-- START Raw records --
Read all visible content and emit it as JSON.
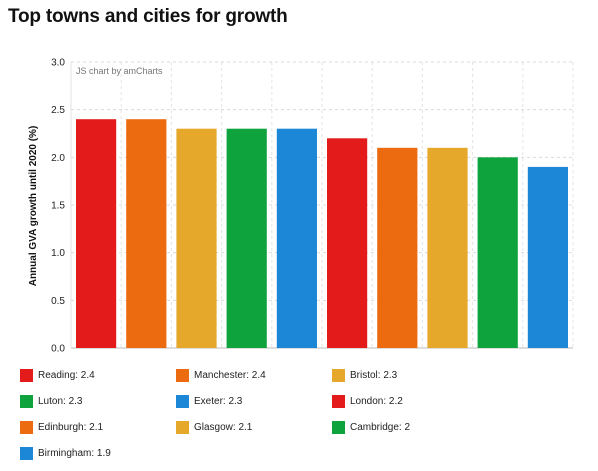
{
  "header": {
    "title": "Top towns and cities for growth"
  },
  "chart_data": {
    "type": "bar",
    "credit": "JS chart by amCharts",
    "ylabel": "Annual GVA growth until 2020 (%)",
    "xlabel": "",
    "ylim": [
      0,
      3
    ],
    "yticks": [
      "0.0",
      "0.5",
      "1.0",
      "1.5",
      "2.0",
      "2.5",
      "3.0"
    ],
    "grid": true,
    "legend_position": "bottom",
    "categories": [
      "Reading",
      "Manchester",
      "Bristol",
      "Luton",
      "Exeter",
      "London",
      "Edinburgh",
      "Glasgow",
      "Cambridge",
      "Birmingham"
    ],
    "values": [
      2.4,
      2.4,
      2.3,
      2.3,
      2.3,
      2.2,
      2.1,
      2.1,
      2.0,
      1.9
    ],
    "colors": [
      "#e31b1b",
      "#ec6a10",
      "#e6a82a",
      "#0fa33d",
      "#1c87d7",
      "#e31b1b",
      "#ec6a10",
      "#e6a82a",
      "#0fa33d",
      "#1c87d7"
    ],
    "legend": [
      "Reading: 2.4",
      "Manchester: 2.4",
      "Bristol: 2.3",
      "Luton: 2.3",
      "Exeter: 2.3",
      "London: 2.2",
      "Edinburgh: 2.1",
      "Glasgow: 2.1",
      "Cambridge: 2",
      "Birmingham: 1.9"
    ]
  }
}
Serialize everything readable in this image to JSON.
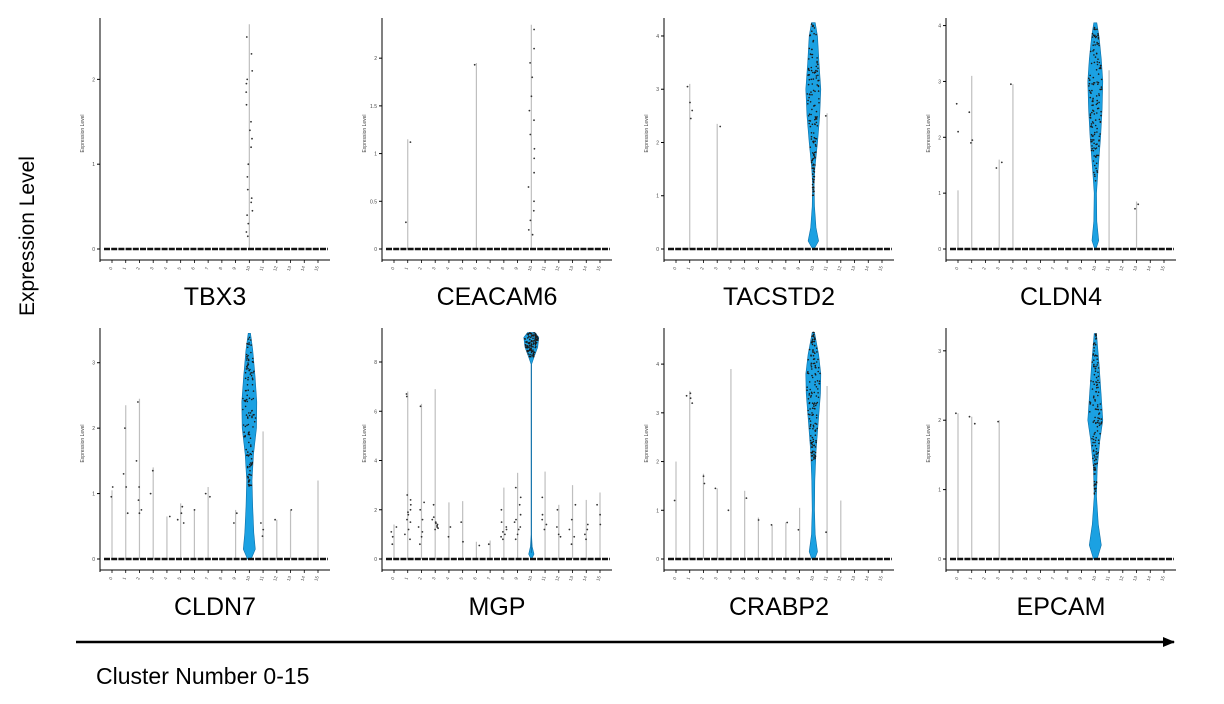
{
  "figure": {
    "y_axis_label": "Expression Level",
    "x_axis_label": "Cluster Number 0-15",
    "panel_axis_label": "Expression Level"
  },
  "colors": {
    "violin_fill": "#1ba1e2",
    "violin_stroke": "#0b6fa8",
    "line": "#bfbfbf",
    "point": "#333333",
    "axis": "#000000"
  },
  "chart_data": [
    {
      "type": "violin",
      "gene": "TBX3",
      "x": [
        0,
        1,
        2,
        3,
        4,
        5,
        6,
        7,
        8,
        9,
        10,
        11,
        12,
        13,
        14,
        15
      ],
      "ylim": [
        0,
        2.7
      ],
      "yticks": [
        0,
        1,
        2
      ],
      "max": {
        "10": 2.65
      },
      "points": [
        [
          10,
          2.5
        ],
        [
          10,
          2.3
        ],
        [
          10,
          2.1
        ],
        [
          10,
          1.95
        ],
        [
          10,
          1.85
        ],
        [
          10,
          1.7
        ],
        [
          10,
          1.5
        ],
        [
          10,
          1.4
        ],
        [
          10,
          1.3
        ],
        [
          10,
          1.2
        ],
        [
          10,
          1.0
        ],
        [
          10,
          0.85
        ],
        [
          10,
          0.7
        ],
        [
          10,
          0.55
        ],
        [
          10,
          0.45
        ],
        [
          10,
          0.4
        ],
        [
          10,
          0.3
        ],
        [
          10,
          0.2
        ],
        [
          10,
          0.15
        ],
        [
          10,
          2.0
        ],
        [
          10,
          0.6
        ]
      ],
      "violins": []
    },
    {
      "type": "violin",
      "gene": "CEACAM6",
      "x": [
        0,
        1,
        2,
        3,
        4,
        5,
        6,
        7,
        8,
        9,
        10,
        11,
        12,
        13,
        14,
        15
      ],
      "ylim": [
        0,
        2.4
      ],
      "yticks": [
        0,
        0.5,
        1.0,
        1.5,
        2.0
      ],
      "max": {
        "1": 1.15,
        "6": 1.95,
        "10": 2.35
      },
      "points": [
        [
          1,
          0.28
        ],
        [
          1,
          1.12
        ],
        [
          6,
          1.93
        ],
        [
          10,
          2.3
        ],
        [
          10,
          2.1
        ],
        [
          10,
          1.95
        ],
        [
          10,
          1.8
        ],
        [
          10,
          1.6
        ],
        [
          10,
          1.45
        ],
        [
          10,
          1.35
        ],
        [
          10,
          1.2
        ],
        [
          10,
          1.05
        ],
        [
          10,
          0.95
        ],
        [
          10,
          0.8
        ],
        [
          10,
          0.65
        ],
        [
          10,
          0.5
        ],
        [
          10,
          0.4
        ],
        [
          10,
          0.3
        ],
        [
          10,
          0.2
        ],
        [
          10,
          0.15
        ]
      ],
      "violins": []
    },
    {
      "type": "violin",
      "gene": "TACSTD2",
      "x": [
        0,
        1,
        2,
        3,
        4,
        5,
        6,
        7,
        8,
        9,
        10,
        11,
        12,
        13,
        14,
        15
      ],
      "ylim": [
        0,
        4.3
      ],
      "yticks": [
        0,
        1,
        2,
        3,
        4
      ],
      "max": {
        "1": 3.1,
        "3": 2.35,
        "10": 4.25,
        "11": 2.55
      },
      "points": [
        [
          1,
          3.05
        ],
        [
          1,
          2.75
        ],
        [
          1,
          2.45
        ],
        [
          1,
          2.6
        ],
        [
          3,
          2.3
        ],
        [
          11,
          2.5
        ]
      ],
      "violins": [
        {
          "cluster": 10,
          "max": 4.25,
          "profile": [
            [
              0,
              0.1
            ],
            [
              0.15,
              0.7
            ],
            [
              0.4,
              0.35
            ],
            [
              0.8,
              0.15
            ],
            [
              1.2,
              0.1
            ],
            [
              1.5,
              0.2
            ],
            [
              2.0,
              0.55
            ],
            [
              2.5,
              0.85
            ],
            [
              3.0,
              1.0
            ],
            [
              3.5,
              0.75
            ],
            [
              4.0,
              0.55
            ],
            [
              4.25,
              0.25
            ]
          ],
          "npoints": 150,
          "point_range": [
            1.0,
            4.25
          ]
        }
      ]
    },
    {
      "type": "violin",
      "gene": "CLDN4",
      "x": [
        0,
        1,
        2,
        3,
        4,
        5,
        6,
        7,
        8,
        9,
        10,
        11,
        12,
        13,
        14,
        15
      ],
      "ylim": [
        0,
        4.1
      ],
      "yticks": [
        0,
        1,
        2,
        3,
        4
      ],
      "max": {
        "0": 1.05,
        "1": 3.1,
        "3": 1.6,
        "4": 2.95,
        "10": 4.05,
        "11": 3.2,
        "13": 0.85
      },
      "points": [
        [
          0,
          2.6
        ],
        [
          0,
          2.1
        ],
        [
          1,
          2.45
        ],
        [
          1,
          1.9
        ],
        [
          1,
          1.95
        ],
        [
          3,
          1.45
        ],
        [
          3,
          1.55
        ],
        [
          4,
          2.95
        ],
        [
          13,
          0.8
        ],
        [
          13,
          0.72
        ]
      ],
      "violins": [
        {
          "cluster": 10,
          "max": 4.05,
          "profile": [
            [
              0,
              0.08
            ],
            [
              0.15,
              0.45
            ],
            [
              0.5,
              0.2
            ],
            [
              1.0,
              0.15
            ],
            [
              1.4,
              0.35
            ],
            [
              2.0,
              0.7
            ],
            [
              2.5,
              0.9
            ],
            [
              3.0,
              1.0
            ],
            [
              3.4,
              0.8
            ],
            [
              3.8,
              0.5
            ],
            [
              4.05,
              0.2
            ]
          ],
          "npoints": 150,
          "point_range": [
            1.2,
            4.05
          ]
        }
      ]
    },
    {
      "type": "violin",
      "gene": "CLDN7",
      "x": [
        0,
        1,
        2,
        3,
        4,
        5,
        6,
        7,
        8,
        9,
        10,
        11,
        12,
        13,
        14,
        15
      ],
      "ylim": [
        0,
        3.5
      ],
      "yticks": [
        0,
        1,
        2,
        3
      ],
      "max": {
        "0": 1.05,
        "1": 2.35,
        "2": 2.45,
        "3": 1.4,
        "4": 0.65,
        "5": 0.85,
        "6": 0.75,
        "7": 1.1,
        "9": 0.75,
        "10": 3.45,
        "11": 1.95,
        "12": 0.6,
        "13": 0.75,
        "15": 1.2
      },
      "points": [
        [
          0,
          0.95
        ],
        [
          0,
          1.1
        ],
        [
          1,
          2.0
        ],
        [
          1,
          1.3
        ],
        [
          1,
          1.1
        ],
        [
          1,
          0.7
        ],
        [
          2,
          2.4
        ],
        [
          2,
          1.5
        ],
        [
          2,
          1.1
        ],
        [
          2,
          0.9
        ],
        [
          2,
          0.75
        ],
        [
          2,
          0.7
        ],
        [
          3,
          1.35
        ],
        [
          3,
          1.0
        ],
        [
          4,
          0.65
        ],
        [
          5,
          0.7
        ],
        [
          5,
          0.55
        ],
        [
          5,
          0.6
        ],
        [
          5,
          0.8
        ],
        [
          6,
          0.75
        ],
        [
          7,
          1.0
        ],
        [
          7,
          0.95
        ],
        [
          9,
          0.7
        ],
        [
          9,
          0.55
        ],
        [
          11,
          0.45
        ],
        [
          11,
          0.55
        ],
        [
          11,
          0.35
        ],
        [
          12,
          0.6
        ],
        [
          13,
          0.75
        ]
      ],
      "violins": [
        {
          "cluster": 10,
          "max": 3.45,
          "profile": [
            [
              0,
              0.25
            ],
            [
              0.15,
              0.8
            ],
            [
              0.4,
              0.6
            ],
            [
              0.8,
              0.45
            ],
            [
              1.2,
              0.35
            ],
            [
              1.6,
              0.55
            ],
            [
              2.0,
              0.95
            ],
            [
              2.4,
              1.0
            ],
            [
              2.8,
              0.75
            ],
            [
              3.2,
              0.45
            ],
            [
              3.45,
              0.15
            ]
          ],
          "npoints": 130,
          "point_range": [
            1.1,
            3.4
          ]
        }
      ]
    },
    {
      "type": "violin",
      "gene": "MGP",
      "x": [
        0,
        1,
        2,
        3,
        4,
        5,
        6,
        7,
        8,
        9,
        10,
        11,
        12,
        13,
        14,
        15
      ],
      "ylim": [
        0,
        9.3
      ],
      "yticks": [
        0,
        2,
        4,
        6,
        8
      ],
      "max": {
        "0": 1.4,
        "1": 6.8,
        "2": 6.3,
        "3": 6.9,
        "4": 2.3,
        "5": 2.35,
        "6": 0.7,
        "7": 0.75,
        "8": 2.9,
        "9": 3.5,
        "10": 9.2,
        "11": 3.55,
        "12": 2.2,
        "13": 3.0,
        "14": 2.4,
        "15": 2.7
      },
      "points": [
        [
          0,
          1.3
        ],
        [
          0,
          0.9
        ],
        [
          0,
          0.6
        ],
        [
          0,
          1.1
        ],
        [
          1,
          6.6
        ],
        [
          1,
          6.7
        ],
        [
          1,
          2.2
        ],
        [
          1,
          1.9
        ],
        [
          1,
          1.6
        ],
        [
          1,
          1.8
        ],
        [
          1,
          1.2
        ],
        [
          1,
          1.0
        ],
        [
          1,
          2.4
        ],
        [
          1,
          2.0
        ],
        [
          1,
          1.5
        ],
        [
          1,
          0.8
        ],
        [
          1,
          2.6
        ],
        [
          2,
          6.2
        ],
        [
          2,
          2.0
        ],
        [
          2,
          1.3
        ],
        [
          2,
          0.9
        ],
        [
          2,
          0.6
        ],
        [
          2,
          1.6
        ],
        [
          2,
          2.3
        ],
        [
          2,
          1.1
        ],
        [
          3,
          1.6
        ],
        [
          3,
          1.4
        ],
        [
          3,
          1.3
        ],
        [
          3,
          1.5
        ],
        [
          3,
          1.2
        ],
        [
          3,
          1.7
        ],
        [
          3,
          1.35
        ],
        [
          3,
          1.45
        ],
        [
          3,
          1.25
        ],
        [
          3,
          2.2
        ],
        [
          4,
          1.3
        ],
        [
          4,
          0.9
        ],
        [
          5,
          1.5
        ],
        [
          5,
          0.7
        ],
        [
          6,
          0.55
        ],
        [
          7,
          0.6
        ],
        [
          8,
          1.5
        ],
        [
          8,
          1.2
        ],
        [
          8,
          1.0
        ],
        [
          8,
          0.8
        ],
        [
          8,
          1.3
        ],
        [
          8,
          2.0
        ],
        [
          8,
          1.1
        ],
        [
          8,
          0.9
        ],
        [
          9,
          2.5
        ],
        [
          9,
          2.2
        ],
        [
          9,
          1.8
        ],
        [
          9,
          1.5
        ],
        [
          9,
          1.2
        ],
        [
          9,
          1.0
        ],
        [
          9,
          0.8
        ],
        [
          9,
          1.6
        ],
        [
          9,
          1.3
        ],
        [
          9,
          2.9
        ],
        [
          11,
          1.8
        ],
        [
          11,
          1.4
        ],
        [
          11,
          1.2
        ],
        [
          11,
          1.6
        ],
        [
          11,
          2.5
        ],
        [
          12,
          2.0
        ],
        [
          12,
          1.3
        ],
        [
          12,
          1.0
        ],
        [
          12,
          0.9
        ],
        [
          13,
          1.6
        ],
        [
          13,
          1.2
        ],
        [
          13,
          0.9
        ],
        [
          13,
          0.6
        ],
        [
          13,
          2.2
        ],
        [
          14,
          1.4
        ],
        [
          14,
          1.0
        ],
        [
          14,
          0.8
        ],
        [
          14,
          1.2
        ],
        [
          15,
          1.8
        ],
        [
          15,
          1.4
        ],
        [
          15,
          2.2
        ]
      ],
      "violins": [
        {
          "cluster": 10,
          "max": 9.2,
          "profile": [
            [
              0,
              0.05
            ],
            [
              0.2,
              0.35
            ],
            [
              0.5,
              0.12
            ],
            [
              1.0,
              0.02
            ],
            [
              7.9,
              0.02
            ],
            [
              8.2,
              0.35
            ],
            [
              8.6,
              0.85
            ],
            [
              9.0,
              1.0
            ],
            [
              9.2,
              0.5
            ]
          ],
          "npoints": 120,
          "point_range": [
            8.2,
            9.2
          ],
          "fill_threshold": 0.25
        }
      ]
    },
    {
      "type": "violin",
      "gene": "CRABP2",
      "x": [
        0,
        1,
        2,
        3,
        4,
        5,
        6,
        7,
        8,
        9,
        10,
        11,
        12,
        13,
        14,
        15
      ],
      "ylim": [
        0,
        4.7
      ],
      "yticks": [
        0,
        1,
        2,
        3,
        4
      ],
      "max": {
        "0": 2.0,
        "1": 3.45,
        "2": 1.75,
        "3": 1.45,
        "4": 3.9,
        "5": 1.4,
        "6": 0.85,
        "7": 0.7,
        "8": 0.75,
        "9": 1.05,
        "10": 4.65,
        "11": 3.55,
        "12": 1.2
      },
      "points": [
        [
          0,
          1.2
        ],
        [
          1,
          3.4
        ],
        [
          1,
          3.3
        ],
        [
          1,
          3.2
        ],
        [
          1,
          3.35
        ],
        [
          2,
          1.7
        ],
        [
          2,
          1.55
        ],
        [
          3,
          1.45
        ],
        [
          4,
          1.0
        ],
        [
          5,
          1.25
        ],
        [
          6,
          0.8
        ],
        [
          7,
          0.7
        ],
        [
          8,
          0.75
        ],
        [
          9,
          0.6
        ],
        [
          11,
          0.55
        ]
      ],
      "violins": [
        {
          "cluster": 10,
          "max": 4.65,
          "profile": [
            [
              0,
              0.2
            ],
            [
              0.15,
              0.55
            ],
            [
              0.5,
              0.25
            ],
            [
              1.0,
              0.15
            ],
            [
              1.6,
              0.2
            ],
            [
              2.2,
              0.35
            ],
            [
              2.8,
              0.65
            ],
            [
              3.4,
              0.95
            ],
            [
              3.8,
              1.0
            ],
            [
              4.2,
              0.7
            ],
            [
              4.65,
              0.15
            ]
          ],
          "npoints": 150,
          "point_range": [
            2.0,
            4.65
          ]
        }
      ]
    },
    {
      "type": "violin",
      "gene": "EPCAM",
      "x": [
        0,
        1,
        2,
        3,
        4,
        5,
        6,
        7,
        8,
        9,
        10,
        11,
        12,
        13,
        14,
        15
      ],
      "ylim": [
        0,
        3.3
      ],
      "yticks": [
        0,
        1,
        2,
        3
      ],
      "max": {
        "0": 2.1,
        "1": 2.05,
        "3": 2.0,
        "10": 3.25
      },
      "points": [
        [
          0,
          2.1
        ],
        [
          1,
          2.05
        ],
        [
          1,
          1.95
        ],
        [
          3,
          1.98
        ]
      ],
      "violins": [
        {
          "cluster": 10,
          "max": 3.25,
          "profile": [
            [
              0,
              0.25
            ],
            [
              0.2,
              0.8
            ],
            [
              0.5,
              0.4
            ],
            [
              0.9,
              0.15
            ],
            [
              1.3,
              0.25
            ],
            [
              1.7,
              0.6
            ],
            [
              2.0,
              1.0
            ],
            [
              2.4,
              0.75
            ],
            [
              2.8,
              0.5
            ],
            [
              3.25,
              0.15
            ]
          ],
          "npoints": 140,
          "point_range": [
            0.9,
            3.25
          ]
        }
      ]
    }
  ]
}
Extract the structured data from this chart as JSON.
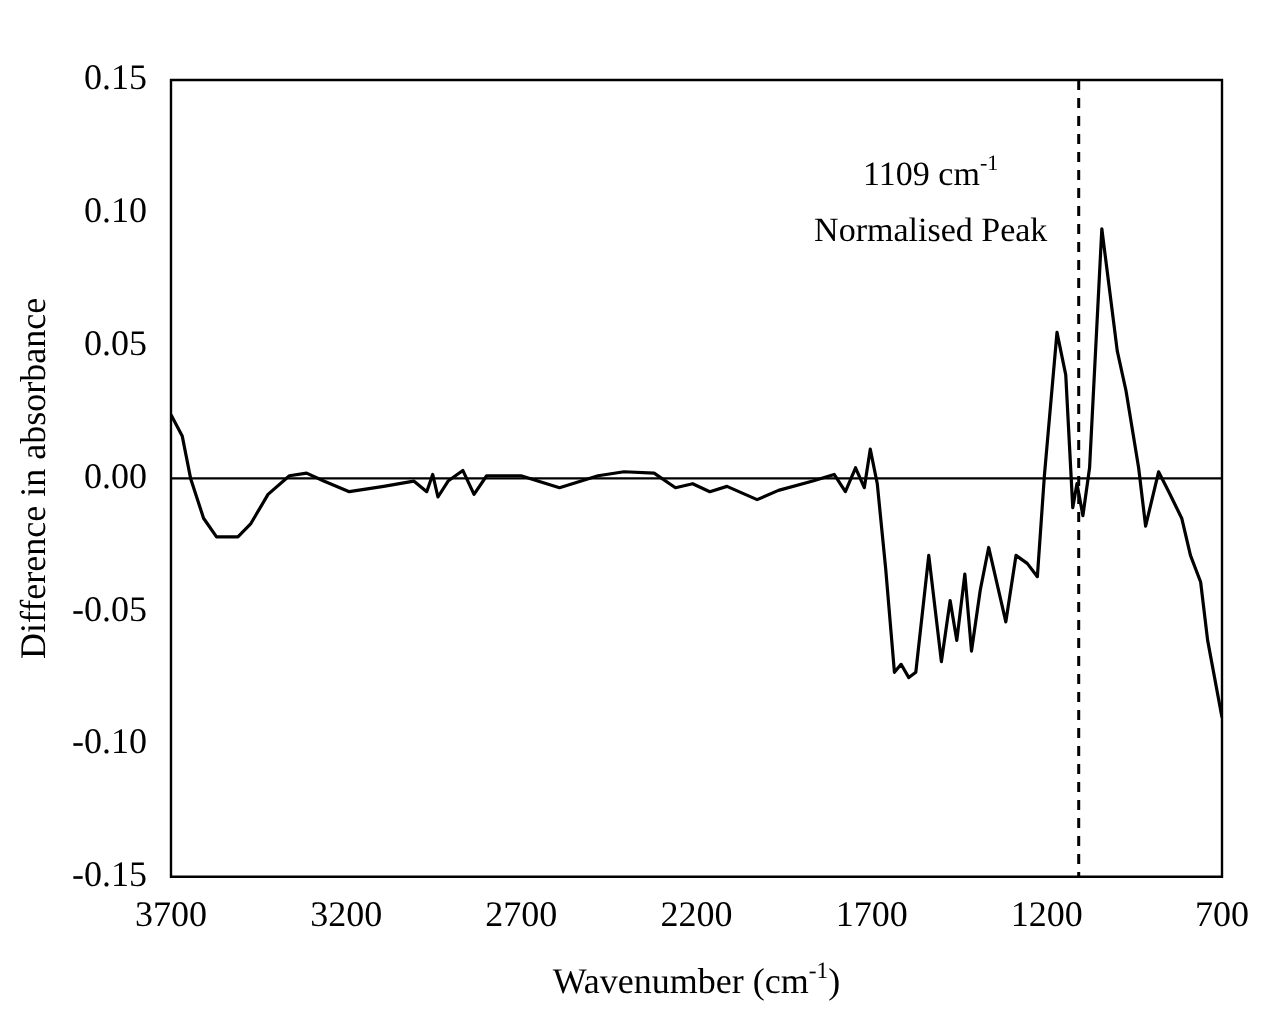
-- END Raw records --
◆ The request: Only a number is wanted: how many lines contain "gene"?

◆ Task solution: 8